Stored rows »

****************

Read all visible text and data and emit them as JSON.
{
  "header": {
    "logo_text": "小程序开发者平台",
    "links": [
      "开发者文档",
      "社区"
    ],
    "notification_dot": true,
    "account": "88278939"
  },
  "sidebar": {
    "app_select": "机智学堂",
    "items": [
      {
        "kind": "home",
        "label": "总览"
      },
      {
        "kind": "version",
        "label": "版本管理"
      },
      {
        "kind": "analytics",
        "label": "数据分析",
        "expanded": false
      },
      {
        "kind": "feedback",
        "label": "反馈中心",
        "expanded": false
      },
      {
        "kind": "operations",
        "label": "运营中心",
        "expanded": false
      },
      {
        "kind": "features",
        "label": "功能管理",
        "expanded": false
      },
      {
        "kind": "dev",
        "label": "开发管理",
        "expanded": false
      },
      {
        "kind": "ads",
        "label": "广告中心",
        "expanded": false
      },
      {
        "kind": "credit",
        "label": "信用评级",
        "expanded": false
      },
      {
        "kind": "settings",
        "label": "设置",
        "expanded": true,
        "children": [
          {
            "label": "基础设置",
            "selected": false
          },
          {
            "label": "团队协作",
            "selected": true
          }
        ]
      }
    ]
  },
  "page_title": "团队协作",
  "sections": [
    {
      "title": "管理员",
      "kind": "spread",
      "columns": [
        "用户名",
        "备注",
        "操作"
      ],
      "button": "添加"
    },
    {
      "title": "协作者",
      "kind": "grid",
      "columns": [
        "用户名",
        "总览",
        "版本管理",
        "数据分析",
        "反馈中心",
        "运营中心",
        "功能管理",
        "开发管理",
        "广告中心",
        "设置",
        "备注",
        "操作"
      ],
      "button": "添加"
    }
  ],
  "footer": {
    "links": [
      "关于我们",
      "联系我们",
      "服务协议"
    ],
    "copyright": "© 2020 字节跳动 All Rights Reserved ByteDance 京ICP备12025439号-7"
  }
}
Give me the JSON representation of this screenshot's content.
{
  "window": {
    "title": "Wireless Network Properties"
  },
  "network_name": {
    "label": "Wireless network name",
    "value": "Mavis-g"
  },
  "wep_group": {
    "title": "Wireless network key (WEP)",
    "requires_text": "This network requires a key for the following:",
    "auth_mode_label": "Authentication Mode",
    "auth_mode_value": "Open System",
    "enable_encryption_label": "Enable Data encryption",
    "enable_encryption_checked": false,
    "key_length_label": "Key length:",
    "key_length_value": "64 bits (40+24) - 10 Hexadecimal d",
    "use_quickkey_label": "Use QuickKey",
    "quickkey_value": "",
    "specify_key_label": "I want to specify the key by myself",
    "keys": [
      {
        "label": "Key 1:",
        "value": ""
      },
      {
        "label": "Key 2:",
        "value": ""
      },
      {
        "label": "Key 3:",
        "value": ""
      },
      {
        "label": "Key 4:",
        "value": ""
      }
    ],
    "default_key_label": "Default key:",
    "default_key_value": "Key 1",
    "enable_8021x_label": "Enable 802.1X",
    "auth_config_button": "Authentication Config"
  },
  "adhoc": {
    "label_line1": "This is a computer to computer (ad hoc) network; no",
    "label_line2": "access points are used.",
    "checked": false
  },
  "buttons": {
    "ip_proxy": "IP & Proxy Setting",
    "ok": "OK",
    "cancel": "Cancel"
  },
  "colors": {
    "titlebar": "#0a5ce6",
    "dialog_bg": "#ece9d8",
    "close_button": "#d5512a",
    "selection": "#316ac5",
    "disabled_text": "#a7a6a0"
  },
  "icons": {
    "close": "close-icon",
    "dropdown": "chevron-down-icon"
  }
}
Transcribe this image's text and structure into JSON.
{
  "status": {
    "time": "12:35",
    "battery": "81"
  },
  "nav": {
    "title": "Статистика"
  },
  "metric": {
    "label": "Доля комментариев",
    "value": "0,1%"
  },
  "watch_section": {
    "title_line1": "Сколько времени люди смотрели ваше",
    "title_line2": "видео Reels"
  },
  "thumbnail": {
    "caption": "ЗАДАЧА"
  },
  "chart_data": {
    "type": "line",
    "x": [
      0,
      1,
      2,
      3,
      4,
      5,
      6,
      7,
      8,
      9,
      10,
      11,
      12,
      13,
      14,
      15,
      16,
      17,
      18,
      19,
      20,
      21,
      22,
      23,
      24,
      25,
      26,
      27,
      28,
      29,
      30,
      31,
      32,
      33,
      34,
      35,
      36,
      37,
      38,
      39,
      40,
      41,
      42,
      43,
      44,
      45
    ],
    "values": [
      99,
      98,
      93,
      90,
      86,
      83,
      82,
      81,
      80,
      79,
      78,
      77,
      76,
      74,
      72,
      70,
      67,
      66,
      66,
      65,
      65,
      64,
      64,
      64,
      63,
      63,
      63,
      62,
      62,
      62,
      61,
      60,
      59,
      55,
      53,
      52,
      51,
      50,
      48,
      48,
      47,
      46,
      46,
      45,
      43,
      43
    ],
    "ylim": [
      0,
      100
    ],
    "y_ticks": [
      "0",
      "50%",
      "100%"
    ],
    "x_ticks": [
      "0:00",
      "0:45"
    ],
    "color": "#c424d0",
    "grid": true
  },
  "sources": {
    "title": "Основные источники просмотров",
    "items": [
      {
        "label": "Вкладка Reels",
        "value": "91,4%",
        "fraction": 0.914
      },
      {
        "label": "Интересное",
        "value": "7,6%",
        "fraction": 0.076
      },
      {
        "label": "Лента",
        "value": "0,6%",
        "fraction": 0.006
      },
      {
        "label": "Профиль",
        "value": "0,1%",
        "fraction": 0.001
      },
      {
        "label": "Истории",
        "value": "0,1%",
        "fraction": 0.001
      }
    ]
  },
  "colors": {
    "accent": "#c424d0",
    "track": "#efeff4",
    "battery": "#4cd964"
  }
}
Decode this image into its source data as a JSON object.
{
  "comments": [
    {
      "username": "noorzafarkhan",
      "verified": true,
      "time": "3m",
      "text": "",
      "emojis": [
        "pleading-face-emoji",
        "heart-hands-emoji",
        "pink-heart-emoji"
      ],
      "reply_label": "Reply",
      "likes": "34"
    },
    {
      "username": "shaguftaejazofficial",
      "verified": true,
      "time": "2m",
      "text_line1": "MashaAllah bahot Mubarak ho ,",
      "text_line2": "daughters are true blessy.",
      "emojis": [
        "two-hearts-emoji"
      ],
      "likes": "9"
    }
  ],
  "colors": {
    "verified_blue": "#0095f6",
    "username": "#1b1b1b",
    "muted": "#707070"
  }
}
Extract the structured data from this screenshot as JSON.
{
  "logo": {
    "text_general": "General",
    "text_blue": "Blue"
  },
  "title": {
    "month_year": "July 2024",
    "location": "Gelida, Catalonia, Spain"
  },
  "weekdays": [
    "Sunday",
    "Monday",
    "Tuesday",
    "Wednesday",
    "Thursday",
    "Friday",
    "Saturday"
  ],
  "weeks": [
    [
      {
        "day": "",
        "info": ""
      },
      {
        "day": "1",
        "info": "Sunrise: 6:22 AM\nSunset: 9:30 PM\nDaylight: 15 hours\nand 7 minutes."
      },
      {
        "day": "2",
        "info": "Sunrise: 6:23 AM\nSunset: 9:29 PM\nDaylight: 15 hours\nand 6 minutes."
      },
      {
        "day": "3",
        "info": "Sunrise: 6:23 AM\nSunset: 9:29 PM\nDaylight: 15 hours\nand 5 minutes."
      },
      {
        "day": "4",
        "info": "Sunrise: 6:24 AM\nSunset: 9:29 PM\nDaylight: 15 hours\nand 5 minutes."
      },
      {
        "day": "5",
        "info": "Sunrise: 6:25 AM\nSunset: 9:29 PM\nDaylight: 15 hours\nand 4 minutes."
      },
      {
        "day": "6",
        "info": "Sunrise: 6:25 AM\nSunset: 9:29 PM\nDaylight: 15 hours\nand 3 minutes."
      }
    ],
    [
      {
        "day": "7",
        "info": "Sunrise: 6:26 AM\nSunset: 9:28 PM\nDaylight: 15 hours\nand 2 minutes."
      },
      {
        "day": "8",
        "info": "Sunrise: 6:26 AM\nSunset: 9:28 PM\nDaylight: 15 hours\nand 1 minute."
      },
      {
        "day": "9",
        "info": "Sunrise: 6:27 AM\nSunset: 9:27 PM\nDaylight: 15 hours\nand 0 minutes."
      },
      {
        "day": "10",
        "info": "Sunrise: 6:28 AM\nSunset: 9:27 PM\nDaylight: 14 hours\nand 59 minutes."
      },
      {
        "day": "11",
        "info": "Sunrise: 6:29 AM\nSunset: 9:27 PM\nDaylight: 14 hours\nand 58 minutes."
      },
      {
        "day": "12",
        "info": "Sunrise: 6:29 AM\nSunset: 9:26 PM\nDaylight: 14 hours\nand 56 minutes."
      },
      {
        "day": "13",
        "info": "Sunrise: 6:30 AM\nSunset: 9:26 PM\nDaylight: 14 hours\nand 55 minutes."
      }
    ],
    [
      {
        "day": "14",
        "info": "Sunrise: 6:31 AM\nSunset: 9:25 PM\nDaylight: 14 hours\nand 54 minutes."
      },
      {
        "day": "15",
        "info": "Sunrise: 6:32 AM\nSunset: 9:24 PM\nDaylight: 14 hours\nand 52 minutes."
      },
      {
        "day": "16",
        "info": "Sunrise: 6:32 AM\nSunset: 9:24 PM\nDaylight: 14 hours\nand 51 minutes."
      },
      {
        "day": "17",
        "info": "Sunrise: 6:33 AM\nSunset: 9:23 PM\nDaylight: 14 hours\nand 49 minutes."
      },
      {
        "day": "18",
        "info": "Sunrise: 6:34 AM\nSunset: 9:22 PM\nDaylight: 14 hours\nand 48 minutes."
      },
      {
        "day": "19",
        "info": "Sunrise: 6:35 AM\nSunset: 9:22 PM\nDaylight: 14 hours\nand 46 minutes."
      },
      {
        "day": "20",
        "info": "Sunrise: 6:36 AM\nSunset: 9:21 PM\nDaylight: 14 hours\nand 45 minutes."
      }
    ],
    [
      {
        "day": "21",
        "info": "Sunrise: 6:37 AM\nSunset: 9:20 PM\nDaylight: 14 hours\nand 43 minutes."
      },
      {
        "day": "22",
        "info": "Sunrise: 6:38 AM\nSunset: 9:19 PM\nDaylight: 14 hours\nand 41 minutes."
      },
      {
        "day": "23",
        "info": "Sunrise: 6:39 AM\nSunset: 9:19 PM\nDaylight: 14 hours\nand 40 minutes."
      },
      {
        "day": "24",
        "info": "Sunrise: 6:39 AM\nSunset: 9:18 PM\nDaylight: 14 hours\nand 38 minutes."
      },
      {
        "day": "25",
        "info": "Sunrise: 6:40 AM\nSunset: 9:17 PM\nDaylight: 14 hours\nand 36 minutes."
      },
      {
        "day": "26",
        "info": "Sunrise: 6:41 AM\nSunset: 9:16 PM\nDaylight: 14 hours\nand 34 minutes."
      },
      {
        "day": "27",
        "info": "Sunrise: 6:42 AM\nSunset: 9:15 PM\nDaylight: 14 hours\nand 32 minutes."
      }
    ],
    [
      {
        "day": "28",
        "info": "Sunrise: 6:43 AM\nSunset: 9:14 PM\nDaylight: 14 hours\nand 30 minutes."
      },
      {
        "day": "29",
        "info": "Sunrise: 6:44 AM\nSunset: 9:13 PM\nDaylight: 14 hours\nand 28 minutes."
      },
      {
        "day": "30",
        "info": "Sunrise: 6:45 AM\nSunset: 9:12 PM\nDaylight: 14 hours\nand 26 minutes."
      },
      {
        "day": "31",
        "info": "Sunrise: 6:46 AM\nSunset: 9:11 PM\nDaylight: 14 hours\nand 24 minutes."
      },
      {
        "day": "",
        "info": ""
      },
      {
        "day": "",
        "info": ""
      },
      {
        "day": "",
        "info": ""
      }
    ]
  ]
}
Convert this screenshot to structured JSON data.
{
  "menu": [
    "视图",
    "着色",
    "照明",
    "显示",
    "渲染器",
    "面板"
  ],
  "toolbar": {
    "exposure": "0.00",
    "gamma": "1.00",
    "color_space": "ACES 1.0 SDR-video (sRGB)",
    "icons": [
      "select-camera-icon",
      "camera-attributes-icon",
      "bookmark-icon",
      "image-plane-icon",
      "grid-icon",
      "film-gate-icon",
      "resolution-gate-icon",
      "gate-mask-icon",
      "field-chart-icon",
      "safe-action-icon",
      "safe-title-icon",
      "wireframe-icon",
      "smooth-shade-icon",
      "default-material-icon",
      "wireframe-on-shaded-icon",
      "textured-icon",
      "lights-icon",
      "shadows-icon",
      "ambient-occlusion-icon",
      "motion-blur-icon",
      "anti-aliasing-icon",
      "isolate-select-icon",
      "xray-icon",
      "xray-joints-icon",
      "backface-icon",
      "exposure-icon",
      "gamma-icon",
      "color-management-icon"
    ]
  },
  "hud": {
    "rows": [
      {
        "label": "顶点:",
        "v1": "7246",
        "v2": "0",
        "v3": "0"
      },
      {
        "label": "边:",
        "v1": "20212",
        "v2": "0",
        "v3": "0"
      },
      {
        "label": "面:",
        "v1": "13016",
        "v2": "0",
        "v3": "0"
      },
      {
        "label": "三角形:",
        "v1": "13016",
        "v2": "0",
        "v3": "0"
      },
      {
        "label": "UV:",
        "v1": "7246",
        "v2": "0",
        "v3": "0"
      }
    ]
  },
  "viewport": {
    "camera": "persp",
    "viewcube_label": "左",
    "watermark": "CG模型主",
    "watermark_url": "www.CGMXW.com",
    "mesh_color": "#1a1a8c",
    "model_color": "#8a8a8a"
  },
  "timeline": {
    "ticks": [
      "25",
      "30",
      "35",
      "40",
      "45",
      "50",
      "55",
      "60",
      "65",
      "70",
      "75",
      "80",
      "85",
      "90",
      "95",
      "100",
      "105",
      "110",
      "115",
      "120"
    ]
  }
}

****************

What you should do » Say how many lines above hold the word "wireframe", giving only the count.

Answer to the exercise » 2